> Task description
Continue the page about the Rudolf Grosschedl laboratory, shown below, starting after its final sentence.

Source document START

Lab Rudolf Grosschedl

Assistant: Marika Rott Phone: +49 761 5108 711 Email: rott@ie-freiburg.mpg.de

Selected Publications

1.
Boller S, Ramamoorthy S, Akbas D, Nechanitzky R, Burger L, Murr R, Schübeler D, Grosschedl R (2016)
Pioneering Activity of the C-Terminal Domain of EBF1 Shapes the Chromatin Landscape for B Cell Programming
2.
Rosenbaum M, Andreani V, Kapoor T, Herp S, Flach H, Duchniewicz M and Grosschedl R (2014)
MZB1 is a GRP94 cochaperone that enables proper immunoglobulin heavy chain biosynthesis upon ER stress
3.
Nechanitzky R, Akbas D, Scherer S, Györy I, Hoyler T, Ramamoorthy S, Diefenbach A, and Grosschedl R (2013)
Transcription factor EBF1 is essential for the maintenance of B cell identity and prevention of alternative fates in committed cells
4.
Györy I, Boller S, Nechanitzky R, Mandel EM, Pott S, Liu ET, Grosschedl R (2012)
Transcription factor Ebf1 regulates differentiation stage-specific signaling, proliferation, and survival of B cells
5.
Kieslinger M, Hiechinger S, Dobreva G, Consalez GG, Grosschedl R. (2010)
Early B cell factor 2 regulates hematopoietic stem cell homeostasis in a cell-nonautonomous manner

Laboratory Rudolf Grosschedl

Laboratory Rudolf Grosschedl

The developmental potential and trajectory of a cell are influenced by external signals and internal conditions, including the epigenetic state and the activity of transcription factors. Hematopoiesis is one of the best characterized developmental systems for studying cell fate decisions, differentiation, lineage-specific gene expression and plasticity of transcriptional and chromatin states.

Source document END
Extracted material START

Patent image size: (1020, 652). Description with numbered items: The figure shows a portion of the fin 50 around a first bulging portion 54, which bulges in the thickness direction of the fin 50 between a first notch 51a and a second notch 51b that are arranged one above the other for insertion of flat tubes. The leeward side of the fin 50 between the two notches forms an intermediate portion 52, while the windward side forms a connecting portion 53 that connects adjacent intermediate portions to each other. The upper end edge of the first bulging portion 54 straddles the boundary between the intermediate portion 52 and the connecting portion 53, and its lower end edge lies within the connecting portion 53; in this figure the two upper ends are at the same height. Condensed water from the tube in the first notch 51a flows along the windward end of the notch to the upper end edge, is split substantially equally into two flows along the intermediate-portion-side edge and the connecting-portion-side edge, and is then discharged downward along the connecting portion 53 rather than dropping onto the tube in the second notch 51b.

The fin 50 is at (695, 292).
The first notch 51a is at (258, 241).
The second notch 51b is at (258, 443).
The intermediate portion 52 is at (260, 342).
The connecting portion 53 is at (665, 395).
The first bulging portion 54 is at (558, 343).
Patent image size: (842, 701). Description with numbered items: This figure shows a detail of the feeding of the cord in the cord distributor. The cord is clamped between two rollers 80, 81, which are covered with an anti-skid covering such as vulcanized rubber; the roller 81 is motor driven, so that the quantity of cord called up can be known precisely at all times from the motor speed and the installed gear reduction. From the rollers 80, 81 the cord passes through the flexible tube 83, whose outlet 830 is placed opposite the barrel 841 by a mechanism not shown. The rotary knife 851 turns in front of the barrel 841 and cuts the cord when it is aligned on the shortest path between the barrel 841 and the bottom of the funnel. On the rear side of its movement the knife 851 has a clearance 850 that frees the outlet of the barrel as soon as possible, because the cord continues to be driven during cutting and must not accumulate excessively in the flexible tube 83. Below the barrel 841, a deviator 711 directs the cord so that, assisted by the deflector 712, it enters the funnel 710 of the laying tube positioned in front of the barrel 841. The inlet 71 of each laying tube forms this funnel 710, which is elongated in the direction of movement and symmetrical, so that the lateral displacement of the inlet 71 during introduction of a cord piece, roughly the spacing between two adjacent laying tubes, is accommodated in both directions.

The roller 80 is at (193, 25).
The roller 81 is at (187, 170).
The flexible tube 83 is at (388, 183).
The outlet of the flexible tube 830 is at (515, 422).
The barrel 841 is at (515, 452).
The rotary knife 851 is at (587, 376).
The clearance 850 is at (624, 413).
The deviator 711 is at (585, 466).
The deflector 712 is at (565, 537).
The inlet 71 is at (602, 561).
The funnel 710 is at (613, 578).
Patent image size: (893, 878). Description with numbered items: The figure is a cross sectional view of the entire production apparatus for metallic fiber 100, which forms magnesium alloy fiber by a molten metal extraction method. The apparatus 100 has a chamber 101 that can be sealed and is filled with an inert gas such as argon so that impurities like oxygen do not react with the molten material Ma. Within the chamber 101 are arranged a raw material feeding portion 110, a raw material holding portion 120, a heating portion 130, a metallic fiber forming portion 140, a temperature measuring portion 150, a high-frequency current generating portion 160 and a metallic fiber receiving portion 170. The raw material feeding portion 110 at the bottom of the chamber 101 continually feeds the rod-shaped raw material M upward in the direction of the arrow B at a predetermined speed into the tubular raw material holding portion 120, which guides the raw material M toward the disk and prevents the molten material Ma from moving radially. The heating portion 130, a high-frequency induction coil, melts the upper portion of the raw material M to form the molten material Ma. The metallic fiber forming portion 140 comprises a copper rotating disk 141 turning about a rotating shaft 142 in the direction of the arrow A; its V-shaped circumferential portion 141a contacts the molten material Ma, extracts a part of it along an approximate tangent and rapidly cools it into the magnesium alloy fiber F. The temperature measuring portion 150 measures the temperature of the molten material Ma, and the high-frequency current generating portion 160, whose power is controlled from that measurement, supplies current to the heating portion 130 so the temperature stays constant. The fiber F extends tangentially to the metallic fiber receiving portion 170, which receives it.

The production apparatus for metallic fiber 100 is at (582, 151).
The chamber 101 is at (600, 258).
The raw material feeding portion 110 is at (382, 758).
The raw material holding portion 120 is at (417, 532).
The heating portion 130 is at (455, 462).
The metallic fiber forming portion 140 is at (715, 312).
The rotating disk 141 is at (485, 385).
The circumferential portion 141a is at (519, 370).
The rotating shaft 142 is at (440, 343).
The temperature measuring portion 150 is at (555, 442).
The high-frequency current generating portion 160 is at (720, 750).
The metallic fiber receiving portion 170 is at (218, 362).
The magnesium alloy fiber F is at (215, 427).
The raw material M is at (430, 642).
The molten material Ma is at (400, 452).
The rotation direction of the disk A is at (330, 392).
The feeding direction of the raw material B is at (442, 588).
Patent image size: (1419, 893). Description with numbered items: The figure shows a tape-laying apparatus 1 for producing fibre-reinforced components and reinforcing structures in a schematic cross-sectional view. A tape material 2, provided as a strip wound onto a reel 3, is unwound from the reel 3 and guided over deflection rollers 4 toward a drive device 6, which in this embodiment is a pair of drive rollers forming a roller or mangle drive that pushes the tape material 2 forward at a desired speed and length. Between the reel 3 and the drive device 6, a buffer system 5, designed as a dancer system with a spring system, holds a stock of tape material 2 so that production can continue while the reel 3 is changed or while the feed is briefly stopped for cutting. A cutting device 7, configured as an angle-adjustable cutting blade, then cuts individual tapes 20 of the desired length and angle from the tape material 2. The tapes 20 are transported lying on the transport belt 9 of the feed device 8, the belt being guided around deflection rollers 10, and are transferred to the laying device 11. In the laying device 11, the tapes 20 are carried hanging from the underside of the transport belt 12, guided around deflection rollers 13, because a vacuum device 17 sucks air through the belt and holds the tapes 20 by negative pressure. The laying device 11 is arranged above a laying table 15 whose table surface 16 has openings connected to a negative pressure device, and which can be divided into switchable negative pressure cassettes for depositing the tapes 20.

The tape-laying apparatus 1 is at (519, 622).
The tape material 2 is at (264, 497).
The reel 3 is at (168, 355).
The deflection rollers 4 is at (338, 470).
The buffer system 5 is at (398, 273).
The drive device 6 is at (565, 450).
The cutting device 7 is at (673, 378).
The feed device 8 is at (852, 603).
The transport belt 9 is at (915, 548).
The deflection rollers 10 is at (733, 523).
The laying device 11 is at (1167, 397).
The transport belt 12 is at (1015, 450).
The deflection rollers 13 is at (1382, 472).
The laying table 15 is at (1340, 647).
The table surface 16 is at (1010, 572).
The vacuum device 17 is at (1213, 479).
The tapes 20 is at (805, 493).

Extracted material END

> Response to the exercise
In particular, B lymphopoiesis is an excellent paradigm for the stepwise differentiation of multipotent progenitors into terminally differentiated effector cells. Differentiation of multipotent progenitors into effector lineages requires multiple changes in transcriptional and chromatin states.

These include:

  1. multilineage priming of enhancers implicated in setting a chromatin state permissive for gene activation,
  2. expression of lineage-specific transcription factors that establish de novo accessibility of cis-regulatory elements,
  3. combinatorial action of transcription factors that form complex regulatory networks and activate lineage-specific gene programs and
  4. repression of transcriptional programs associated with alternative cell fates to stabilizes lineage decisions and commit cells to a specific cell fate.

We address questions of how lineage-specific transcription factors establish accessibility in naïve chromatin of hematopoietic progenitors, how specific combinations of transcription factors activate a lineage-specific program of gene expression and how transcription factors and cis-acting sequences form regulatory networks that establish and maintain B cell identity.

Other questions include the role of higher-order chromatin structure and the function of transcription factors in the regulation of stem cell pluripotency. Finally, we seek to understand which signals from stromal cells influence transcriptional determinants of B lymphopoiesis and which genes regulate functional differences between conventional and innate-like B cells.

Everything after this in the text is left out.